- **Task objective**: Write out the data below exactly as given, without any of its pictures.
[begin Records provided]
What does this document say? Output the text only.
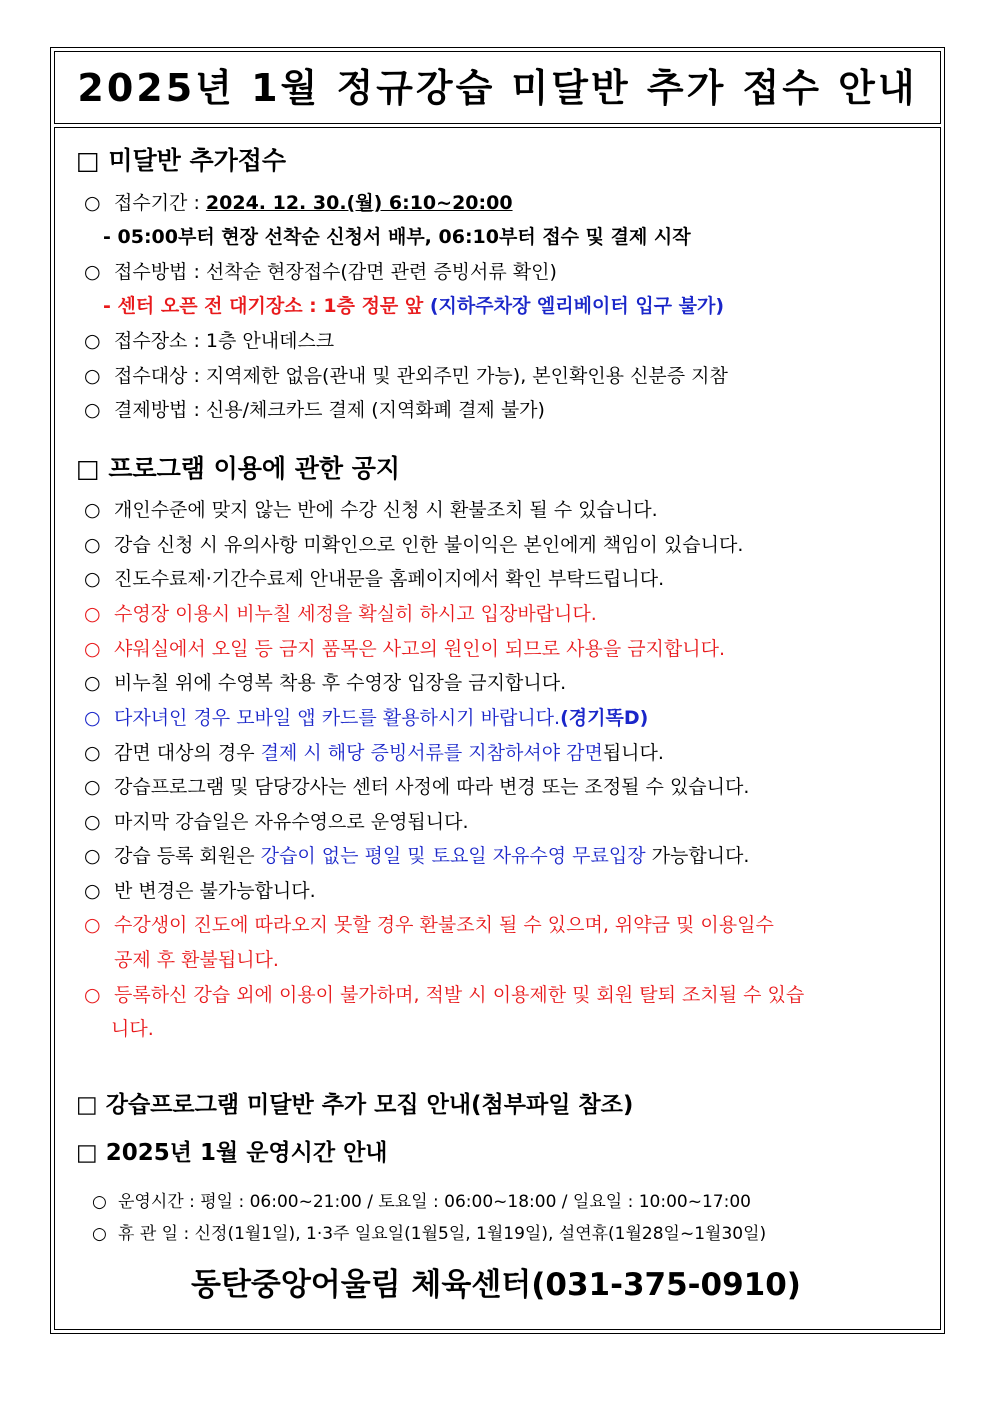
2025년 1월 정규강습 미달반 추가 접수 안내
□ 미달반 추가접수
○ 접수기간 : 2024. 12. 30.(월) 6:10~20:00
- 05:00부터 현장 선착순 신청서 배부, 06:10부터 접수 및 결제 시작
○ 접수방법 : 선착순 현장접수(감면 관련 증빙서류 확인)
- 센터 오픈 전 대기장소 : 1층 정문 앞 (지하주차장 엘리베이터 입구 불가)
○ 접수장소 : 1층 안내데스크
○ 접수대상 : 지역제한 없음(관내 및 관외주민 가능), 본인확인용 신분증 지참
○ 결제방법 : 신용/체크카드 결제 (지역화폐 결제 불가)
□ 프로그램 이용에 관한 공지
○ 개인수준에 맞지 않는 반에 수강 신청 시 환불조치 될 수 있습니다.
○ 강습 신청 시 유의사항 미확인으로 인한 불이익은 본인에게 책임이 있습니다.
○ 진도수료제·기간수료제 안내문을 홈페이지에서 확인 부탁드립니다.
○ 수영장 이용시 비누칠 세정을 확실히 하시고 입장바랍니다.
○ 샤워실에서 오일 등 금지 품목은 사고의 원인이 되므로 사용을 금지합니다.
○ 비누칠 위에 수영복 착용 후 수영장 입장을 금지합니다.
○ 다자녀인 경우 모바일 앱 카드를 활용하시기 바랍니다.(경기똑D)
○ 감면 대상의 경우 결제 시 해당 증빙서류를 지참하셔야 감면됩니다.
○ 강습프로그램 및 담당강사는 센터 사정에 따라 변경 또는 조정될 수 있습니다.
○ 마지막 강습일은 자유수영으로 운영됩니다.
○ 강습 등록 회원은 강습이 없는 평일 및 토요일 자유수영 무료입장 가능합니다.
○ 반 변경은 불가능합니다.
○ 수강생이 진도에 따라오지 못할 경우 환불조치 될 수 있으며, 위약금 및 이용일수
공제 후 환불됩니다.
○ 등록하신 강습 외에 이용이 불가하며, 적발 시 이용제한 및 회원 탈퇴 조치될 수 있습
니다.
□ 강습프로그램 미달반 추가 모집 안내(첨부파일 참조)
□ 2025년 1월 운영시간 안내
○ 운영시간 : 평일 : 06:00~21:00 / 토요일 : 06:00~18:00 / 일요일 : 10:00~17:00
○ 휴 관 일 : 신정(1월1일), 1·3주 일요일(1월5일, 1월19일), 설연휴(1월28일~1월30일)
동탄중앙어울림 체육센터(031-375-0910)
[end Records provided]
- **Correct result**:
What does this document say? Output the text only.
2025년 1월 정규강습 미달반 추가 접수 안내
□ 미달반 추가접수
○ 접수기간 : 2024. 12. 30.(월) 6:10~20:00
- 05:00부터 현장 선착순 신청서 배부, 06:10부터 접수 및 결제 시작
○ 접수방법 : 선착순 현장접수(감면 관련 증빙서류 확인)
- 센터 오픈 전 대기장소 : 1층 정문 앞 (지하주차장 엘리베이터 입구 불가)
○ 접수장소 : 1층 안내데스크
○ 접수대상 : 지역제한 없음(관내 및 관외주민 가능), 본인확인용 신분증 지참
○ 결제방법 : 신용/체크카드 결제 (지역화폐 결제 불가)
□ 프로그램 이용에 관한 공지
○ 개인수준에 맞지 않는 반에 수강 신청 시 환불조치 될 수 있습니다.
○ 강습 신청 시 유의사항 미확인으로 인한 불이익은 본인에게 책임이 있습니다.
○ 진도수료제·기간수료제 안내문을 홈페이지에서 확인 부탁드립니다.
○ 수영장 이용시 비누칠 세정을 확실히 하시고 입장바랍니다.
○ 샤워실에서 오일 등 금지 품목은 사고의 원인이 되므로 사용을 금지합니다.
○ 비누칠 위에 수영복 착용 후 수영장 입장을 금지합니다.
○ 다자녀인 경우 모바일 앱 카드를 활용하시기 바랍니다.(경기똑D)
○ 감면 대상의 경우 결제 시 해당 증빙서류를 지참하셔야 감면됩니다.
○ 강습프로그램 및 담당강사는 센터 사정에 따라 변경 또는 조정될 수 있습니다.
○ 마지막 강습일은 자유수영으로 운영됩니다.
○ 강습 등록 회원은 강습이 없는 평일 및 토요일 자유수영 무료입장 가능합니다.
○ 반 변경은 불가능합니다.
○ 수강생이 진도에 따라오지 못할 경우 환불조치 될 수 있으며, 위약금 및 이용일수
공제 후 환불됩니다.
○ 등록하신 강습 외에 이용이 불가하며, 적발 시 이용제한 및 회원 탈퇴 조치될 수 있습
니다.
□ 강습프로그램 미달반 추가 모집 안내(첨부파일 참조)
□ 2025년 1월 운영시간 안내
○ 운영시간 : 평일 : 06:00~21:00 / 토요일 : 06:00~18:00 / 일요일 : 10:00~17:00
○ 휴 관 일 : 신정(1월1일), 1·3주 일요일(1월5일, 1월19일), 설연휴(1월28일~1월30일)
동탄중앙어울림 체육센터(031-375-0910)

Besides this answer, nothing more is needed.